__WHAT THIS TASK INVOLVES__.
Identify the lines that contain the string "Complete", then copy each of them.
[DATA TO PROCESS start]
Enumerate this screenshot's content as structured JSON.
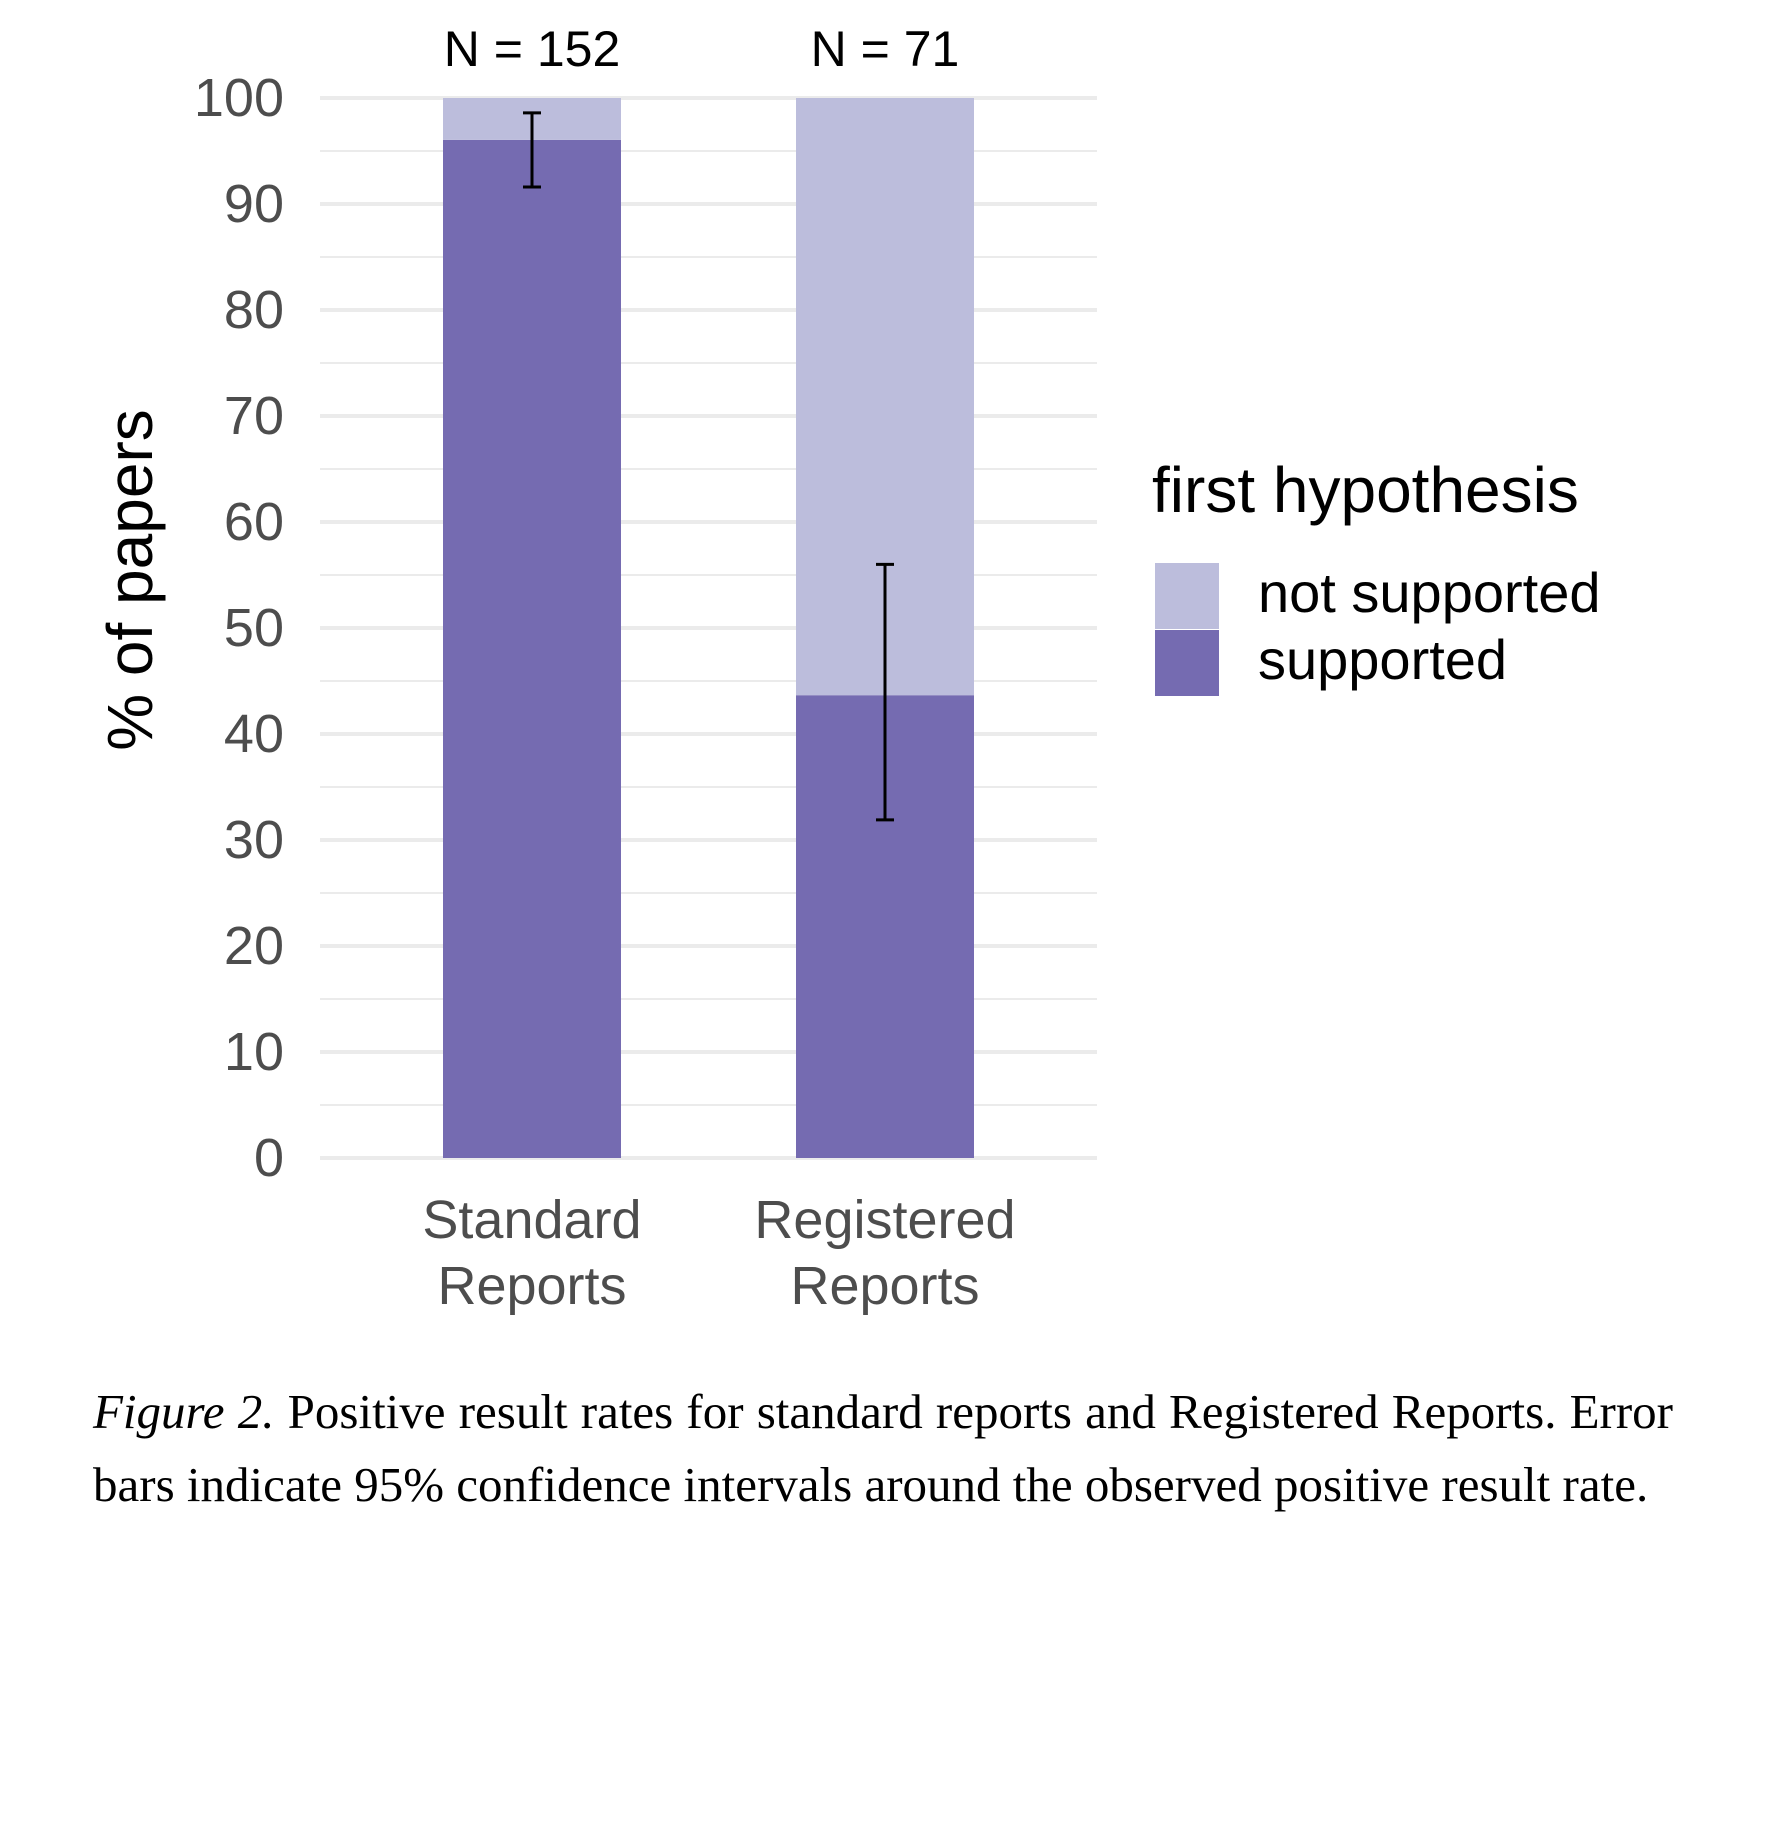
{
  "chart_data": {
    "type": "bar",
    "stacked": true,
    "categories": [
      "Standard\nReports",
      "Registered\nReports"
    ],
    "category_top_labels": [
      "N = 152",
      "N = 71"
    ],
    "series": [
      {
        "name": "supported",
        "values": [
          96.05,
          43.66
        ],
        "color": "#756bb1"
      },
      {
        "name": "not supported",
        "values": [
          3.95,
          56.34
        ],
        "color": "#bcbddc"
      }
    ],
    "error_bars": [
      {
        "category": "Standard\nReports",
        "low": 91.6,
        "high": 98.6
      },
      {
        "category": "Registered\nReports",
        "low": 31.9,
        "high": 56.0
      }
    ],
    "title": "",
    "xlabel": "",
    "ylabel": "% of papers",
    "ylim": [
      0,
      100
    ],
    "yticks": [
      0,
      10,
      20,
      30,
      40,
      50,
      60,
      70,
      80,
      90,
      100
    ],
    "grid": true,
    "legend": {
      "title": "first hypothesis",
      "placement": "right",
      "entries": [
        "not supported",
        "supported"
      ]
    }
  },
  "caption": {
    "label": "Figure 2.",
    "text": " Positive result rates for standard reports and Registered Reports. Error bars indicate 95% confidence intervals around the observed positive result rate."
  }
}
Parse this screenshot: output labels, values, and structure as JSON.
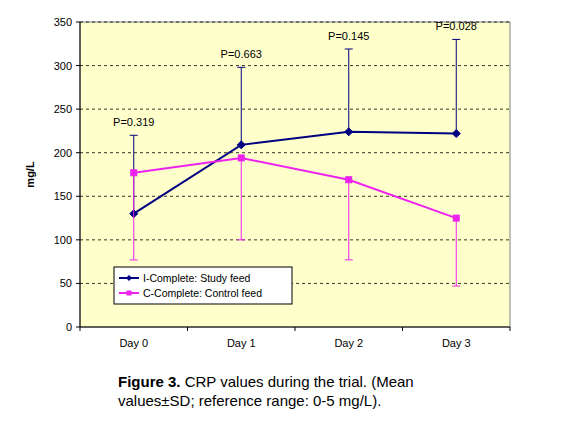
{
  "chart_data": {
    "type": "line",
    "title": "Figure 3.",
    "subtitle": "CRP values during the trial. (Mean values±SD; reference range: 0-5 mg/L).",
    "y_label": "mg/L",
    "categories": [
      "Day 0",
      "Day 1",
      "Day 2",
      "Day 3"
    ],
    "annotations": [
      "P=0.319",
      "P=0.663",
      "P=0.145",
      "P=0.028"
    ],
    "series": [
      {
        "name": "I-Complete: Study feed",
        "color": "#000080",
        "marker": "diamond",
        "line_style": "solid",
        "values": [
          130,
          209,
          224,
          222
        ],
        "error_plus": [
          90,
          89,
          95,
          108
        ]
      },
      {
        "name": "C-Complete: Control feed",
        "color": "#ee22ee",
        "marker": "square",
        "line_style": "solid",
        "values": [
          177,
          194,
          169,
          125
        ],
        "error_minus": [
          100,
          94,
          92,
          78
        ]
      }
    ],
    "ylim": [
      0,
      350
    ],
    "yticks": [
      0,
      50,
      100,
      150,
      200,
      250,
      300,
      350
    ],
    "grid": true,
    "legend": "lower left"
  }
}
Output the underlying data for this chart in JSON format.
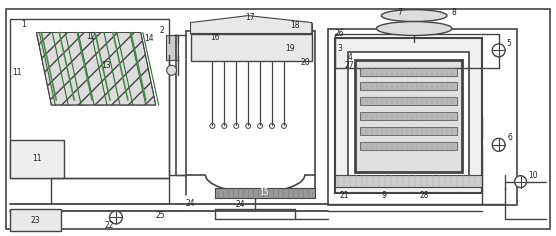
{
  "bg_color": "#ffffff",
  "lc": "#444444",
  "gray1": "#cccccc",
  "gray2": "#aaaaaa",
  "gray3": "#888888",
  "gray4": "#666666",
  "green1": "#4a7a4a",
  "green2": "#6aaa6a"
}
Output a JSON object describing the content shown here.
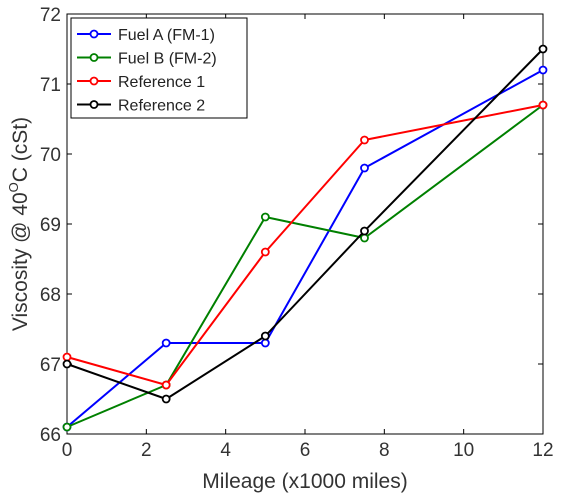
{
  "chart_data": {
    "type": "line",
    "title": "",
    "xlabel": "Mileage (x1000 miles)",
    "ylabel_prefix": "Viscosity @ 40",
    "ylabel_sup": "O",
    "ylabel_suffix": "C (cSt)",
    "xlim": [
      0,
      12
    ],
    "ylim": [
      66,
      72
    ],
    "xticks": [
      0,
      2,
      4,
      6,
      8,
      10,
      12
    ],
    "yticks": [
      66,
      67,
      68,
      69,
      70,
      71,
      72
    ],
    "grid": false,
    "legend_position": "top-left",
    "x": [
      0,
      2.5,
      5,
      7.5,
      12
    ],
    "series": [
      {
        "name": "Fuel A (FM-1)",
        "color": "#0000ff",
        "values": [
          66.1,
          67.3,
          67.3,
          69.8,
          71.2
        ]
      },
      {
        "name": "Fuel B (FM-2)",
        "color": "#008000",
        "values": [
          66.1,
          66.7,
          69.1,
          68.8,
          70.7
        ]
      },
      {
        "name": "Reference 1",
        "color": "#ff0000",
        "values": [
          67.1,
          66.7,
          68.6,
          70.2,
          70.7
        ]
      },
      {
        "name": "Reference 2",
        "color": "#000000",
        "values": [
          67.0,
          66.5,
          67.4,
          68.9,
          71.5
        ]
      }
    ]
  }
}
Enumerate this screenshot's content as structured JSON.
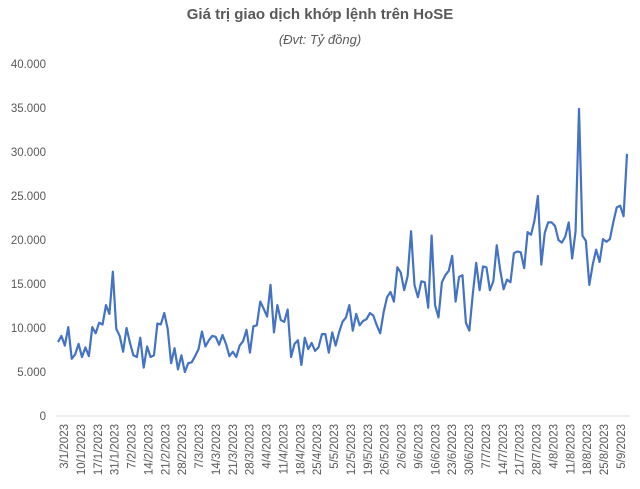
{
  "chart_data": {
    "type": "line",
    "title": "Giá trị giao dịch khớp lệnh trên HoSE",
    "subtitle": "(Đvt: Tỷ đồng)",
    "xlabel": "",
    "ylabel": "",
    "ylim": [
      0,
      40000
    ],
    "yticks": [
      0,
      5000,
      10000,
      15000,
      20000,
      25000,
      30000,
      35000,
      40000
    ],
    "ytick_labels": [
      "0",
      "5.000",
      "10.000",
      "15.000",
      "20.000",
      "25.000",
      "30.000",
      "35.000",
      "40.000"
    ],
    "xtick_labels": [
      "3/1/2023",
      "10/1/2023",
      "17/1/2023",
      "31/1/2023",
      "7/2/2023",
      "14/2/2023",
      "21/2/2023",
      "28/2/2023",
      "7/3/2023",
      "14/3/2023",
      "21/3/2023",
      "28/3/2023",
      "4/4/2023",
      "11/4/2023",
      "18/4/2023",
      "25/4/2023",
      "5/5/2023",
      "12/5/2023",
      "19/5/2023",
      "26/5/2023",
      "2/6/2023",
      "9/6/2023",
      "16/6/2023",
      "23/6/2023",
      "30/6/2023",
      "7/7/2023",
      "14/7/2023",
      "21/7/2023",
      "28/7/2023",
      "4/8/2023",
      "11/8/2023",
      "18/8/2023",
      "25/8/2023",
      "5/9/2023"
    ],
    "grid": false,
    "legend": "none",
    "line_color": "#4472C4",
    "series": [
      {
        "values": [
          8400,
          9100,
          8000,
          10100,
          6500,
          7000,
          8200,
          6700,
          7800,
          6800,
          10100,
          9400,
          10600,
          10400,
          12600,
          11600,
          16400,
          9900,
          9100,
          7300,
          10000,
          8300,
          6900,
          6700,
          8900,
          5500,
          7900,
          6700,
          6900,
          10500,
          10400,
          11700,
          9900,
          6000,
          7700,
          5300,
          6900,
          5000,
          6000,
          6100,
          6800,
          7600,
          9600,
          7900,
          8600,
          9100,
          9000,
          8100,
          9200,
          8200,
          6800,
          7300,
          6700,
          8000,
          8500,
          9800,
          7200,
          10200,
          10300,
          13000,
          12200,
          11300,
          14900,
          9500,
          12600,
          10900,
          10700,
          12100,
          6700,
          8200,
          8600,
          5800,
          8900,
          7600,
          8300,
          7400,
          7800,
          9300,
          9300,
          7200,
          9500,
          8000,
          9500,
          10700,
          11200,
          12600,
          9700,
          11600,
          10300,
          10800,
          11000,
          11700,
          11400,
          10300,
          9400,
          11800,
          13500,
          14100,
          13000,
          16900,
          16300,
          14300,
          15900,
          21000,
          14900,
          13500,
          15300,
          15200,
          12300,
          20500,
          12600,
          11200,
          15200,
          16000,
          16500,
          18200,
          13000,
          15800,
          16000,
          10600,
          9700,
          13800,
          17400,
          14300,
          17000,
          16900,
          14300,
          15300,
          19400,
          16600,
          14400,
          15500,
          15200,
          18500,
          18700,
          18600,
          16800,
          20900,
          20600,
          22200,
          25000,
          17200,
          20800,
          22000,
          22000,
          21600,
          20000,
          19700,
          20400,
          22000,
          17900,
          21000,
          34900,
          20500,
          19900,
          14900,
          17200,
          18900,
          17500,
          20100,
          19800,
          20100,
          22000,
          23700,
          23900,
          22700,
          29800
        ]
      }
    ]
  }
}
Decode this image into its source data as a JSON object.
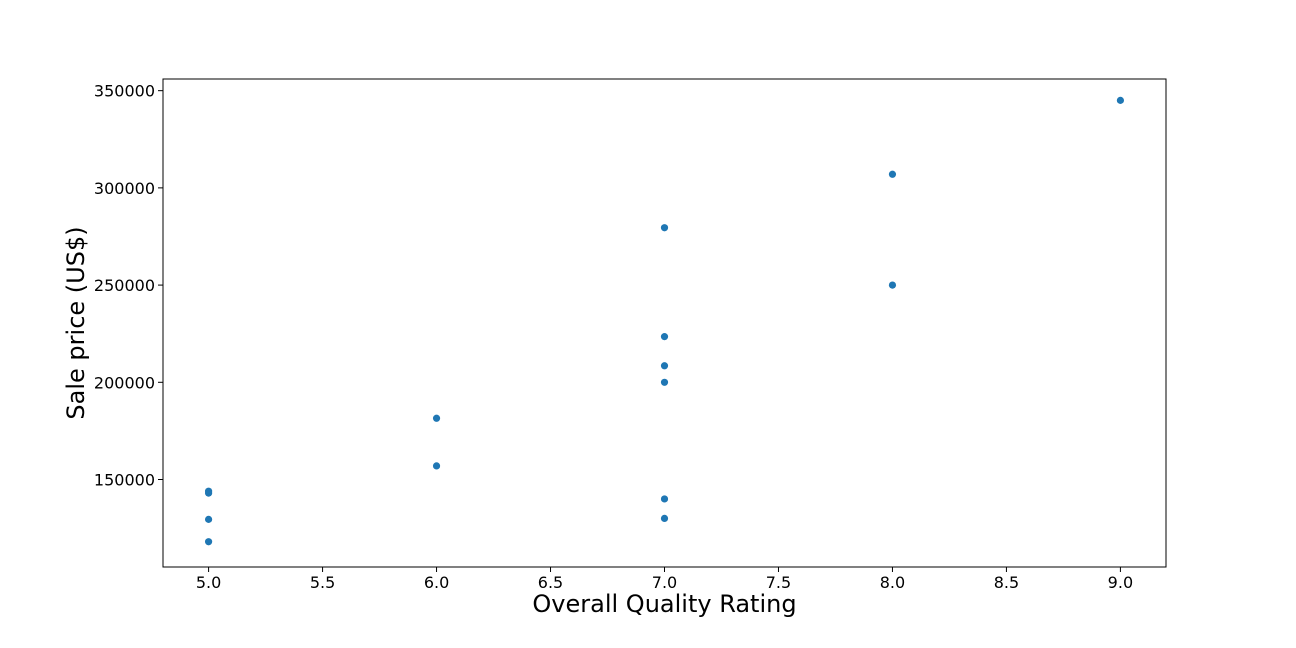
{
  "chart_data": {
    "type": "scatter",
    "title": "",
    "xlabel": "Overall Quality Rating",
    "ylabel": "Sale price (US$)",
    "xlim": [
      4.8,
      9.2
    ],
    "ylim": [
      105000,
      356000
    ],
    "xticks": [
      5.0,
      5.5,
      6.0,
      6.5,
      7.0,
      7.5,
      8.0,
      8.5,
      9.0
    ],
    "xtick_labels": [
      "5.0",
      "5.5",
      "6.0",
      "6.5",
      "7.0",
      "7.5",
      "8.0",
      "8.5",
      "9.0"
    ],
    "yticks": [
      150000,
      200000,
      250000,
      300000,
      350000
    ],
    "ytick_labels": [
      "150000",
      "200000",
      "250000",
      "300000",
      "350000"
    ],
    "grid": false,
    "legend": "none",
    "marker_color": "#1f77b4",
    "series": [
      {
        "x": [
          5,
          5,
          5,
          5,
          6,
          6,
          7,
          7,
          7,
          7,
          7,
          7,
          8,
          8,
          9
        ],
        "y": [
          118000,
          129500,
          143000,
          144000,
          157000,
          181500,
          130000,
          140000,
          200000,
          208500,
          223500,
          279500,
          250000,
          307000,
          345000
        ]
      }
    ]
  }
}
[DATA TO PROCESS end]
__WRITTEN RESPONSE__.
        "name": "I-Complete: Study feed",
        "name": "C-Complete: Control feed",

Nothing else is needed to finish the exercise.